> _Data items_
-- begin --
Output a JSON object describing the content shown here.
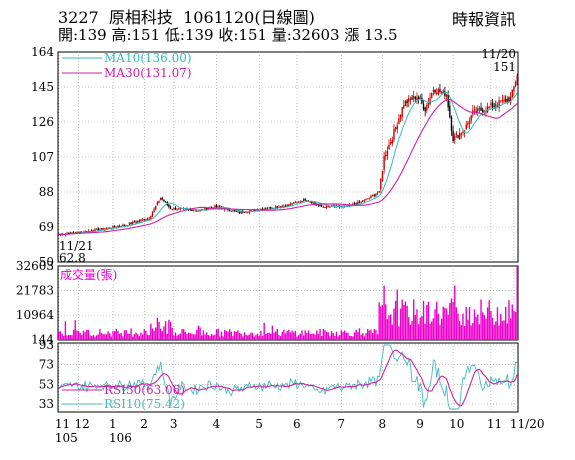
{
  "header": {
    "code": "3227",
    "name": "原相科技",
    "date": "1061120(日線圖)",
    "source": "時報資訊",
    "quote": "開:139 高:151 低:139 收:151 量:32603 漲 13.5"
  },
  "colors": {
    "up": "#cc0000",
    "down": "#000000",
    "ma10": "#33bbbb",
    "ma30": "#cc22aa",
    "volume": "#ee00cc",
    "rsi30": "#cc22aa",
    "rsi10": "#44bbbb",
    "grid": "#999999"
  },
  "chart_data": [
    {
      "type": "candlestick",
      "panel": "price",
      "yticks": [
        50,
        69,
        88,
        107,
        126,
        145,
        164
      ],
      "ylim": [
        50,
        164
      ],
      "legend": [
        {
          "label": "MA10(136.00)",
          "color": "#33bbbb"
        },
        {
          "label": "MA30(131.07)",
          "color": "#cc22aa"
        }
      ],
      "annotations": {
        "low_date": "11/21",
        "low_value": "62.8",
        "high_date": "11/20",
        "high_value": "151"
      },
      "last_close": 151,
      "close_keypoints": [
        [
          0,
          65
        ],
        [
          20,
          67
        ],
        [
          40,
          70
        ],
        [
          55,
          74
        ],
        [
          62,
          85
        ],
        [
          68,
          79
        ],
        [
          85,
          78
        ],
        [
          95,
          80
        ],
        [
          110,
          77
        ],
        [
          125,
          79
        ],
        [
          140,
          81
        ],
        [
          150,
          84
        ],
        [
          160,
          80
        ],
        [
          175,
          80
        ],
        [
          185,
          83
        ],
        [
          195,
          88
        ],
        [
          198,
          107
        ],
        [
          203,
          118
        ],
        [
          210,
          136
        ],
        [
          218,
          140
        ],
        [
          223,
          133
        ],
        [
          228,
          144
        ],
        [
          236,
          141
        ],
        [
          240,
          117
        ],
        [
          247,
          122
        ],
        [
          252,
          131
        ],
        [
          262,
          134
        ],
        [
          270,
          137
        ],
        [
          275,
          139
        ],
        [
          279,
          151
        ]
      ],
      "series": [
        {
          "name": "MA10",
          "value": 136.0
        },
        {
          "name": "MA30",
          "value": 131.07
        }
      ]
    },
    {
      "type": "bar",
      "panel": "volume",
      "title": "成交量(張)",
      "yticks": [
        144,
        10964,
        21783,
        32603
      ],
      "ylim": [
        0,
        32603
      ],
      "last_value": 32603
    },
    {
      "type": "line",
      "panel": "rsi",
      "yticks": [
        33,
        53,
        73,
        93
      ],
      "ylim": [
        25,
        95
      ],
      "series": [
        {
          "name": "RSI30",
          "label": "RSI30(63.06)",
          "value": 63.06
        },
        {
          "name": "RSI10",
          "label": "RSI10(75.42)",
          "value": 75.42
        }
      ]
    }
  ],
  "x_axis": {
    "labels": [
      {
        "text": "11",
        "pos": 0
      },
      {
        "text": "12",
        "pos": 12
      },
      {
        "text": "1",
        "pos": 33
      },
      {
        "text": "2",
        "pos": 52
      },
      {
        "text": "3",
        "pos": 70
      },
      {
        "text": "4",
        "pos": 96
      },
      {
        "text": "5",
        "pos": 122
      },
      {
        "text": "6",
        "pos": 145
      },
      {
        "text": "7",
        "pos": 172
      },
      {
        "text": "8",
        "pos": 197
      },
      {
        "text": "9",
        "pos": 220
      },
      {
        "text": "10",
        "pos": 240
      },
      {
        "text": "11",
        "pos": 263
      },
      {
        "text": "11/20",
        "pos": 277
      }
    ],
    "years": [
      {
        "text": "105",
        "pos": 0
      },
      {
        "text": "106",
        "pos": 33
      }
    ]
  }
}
-- end --
> _Problem to work on_
Every record above should be written out again without change, except that the pictures are left out.

> _Exercise answer_
Output a JSON object describing the content shown here.
{
  "header": {
    "code": "3227",
    "name": "原相科技",
    "date": "1061120(日線圖)",
    "source": "時報資訊",
    "quote": "開:139 高:151 低:139 收:151 量:32603 漲 13.5"
  },
  "colors": {
    "up": "#cc0000",
    "down": "#000000",
    "ma10": "#33bbbb",
    "ma30": "#cc22aa",
    "volume": "#ee00cc",
    "rsi30": "#cc22aa",
    "rsi10": "#44bbbb",
    "grid": "#999999"
  },
  "chart_data": [
    {
      "type": "candlestick",
      "panel": "price",
      "yticks": [
        50,
        69,
        88,
        107,
        126,
        145,
        164
      ],
      "ylim": [
        50,
        164
      ],
      "legend": [
        {
          "label": "MA10(136.00)",
          "color": "#33bbbb"
        },
        {
          "label": "MA30(131.07)",
          "color": "#cc22aa"
        }
      ],
      "annotations": {
        "low_date": "11/21",
        "low_value": "62.8",
        "high_date": "11/20",
        "high_value": "151"
      },
      "last_close": 151,
      "close_keypoints": [
        [
          0,
          65
        ],
        [
          20,
          67
        ],
        [
          40,
          70
        ],
        [
          55,
          74
        ],
        [
          62,
          85
        ],
        [
          68,
          79
        ],
        [
          85,
          78
        ],
        [
          95,
          80
        ],
        [
          110,
          77
        ],
        [
          125,
          79
        ],
        [
          140,
          81
        ],
        [
          150,
          84
        ],
        [
          160,
          80
        ],
        [
          175,
          80
        ],
        [
          185,
          83
        ],
        [
          195,
          88
        ],
        [
          198,
          107
        ],
        [
          203,
          118
        ],
        [
          210,
          136
        ],
        [
          218,
          140
        ],
        [
          223,
          133
        ],
        [
          228,
          144
        ],
        [
          236,
          141
        ],
        [
          240,
          117
        ],
        [
          247,
          122
        ],
        [
          252,
          131
        ],
        [
          262,
          134
        ],
        [
          270,
          137
        ],
        [
          275,
          139
        ],
        [
          279,
          151
        ]
      ],
      "series": [
        {
          "name": "MA10",
          "value": 136.0
        },
        {
          "name": "MA30",
          "value": 131.07
        }
      ]
    },
    {
      "type": "bar",
      "panel": "volume",
      "title": "成交量(張)",
      "yticks": [
        144,
        10964,
        21783,
        32603
      ],
      "ylim": [
        0,
        32603
      ],
      "last_value": 32603
    },
    {
      "type": "line",
      "panel": "rsi",
      "yticks": [
        33,
        53,
        73,
        93
      ],
      "ylim": [
        25,
        95
      ],
      "series": [
        {
          "name": "RSI30",
          "label": "RSI30(63.06)",
          "value": 63.06
        },
        {
          "name": "RSI10",
          "label": "RSI10(75.42)",
          "value": 75.42
        }
      ]
    }
  ],
  "x_axis": {
    "labels": [
      {
        "text": "11",
        "pos": 0
      },
      {
        "text": "12",
        "pos": 12
      },
      {
        "text": "1",
        "pos": 33
      },
      {
        "text": "2",
        "pos": 52
      },
      {
        "text": "3",
        "pos": 70
      },
      {
        "text": "4",
        "pos": 96
      },
      {
        "text": "5",
        "pos": 122
      },
      {
        "text": "6",
        "pos": 145
      },
      {
        "text": "7",
        "pos": 172
      },
      {
        "text": "8",
        "pos": 197
      },
      {
        "text": "9",
        "pos": 220
      },
      {
        "text": "10",
        "pos": 240
      },
      {
        "text": "11",
        "pos": 263
      },
      {
        "text": "11/20",
        "pos": 277
      }
    ],
    "years": [
      {
        "text": "105",
        "pos": 0
      },
      {
        "text": "106",
        "pos": 33
      }
    ]
  }
}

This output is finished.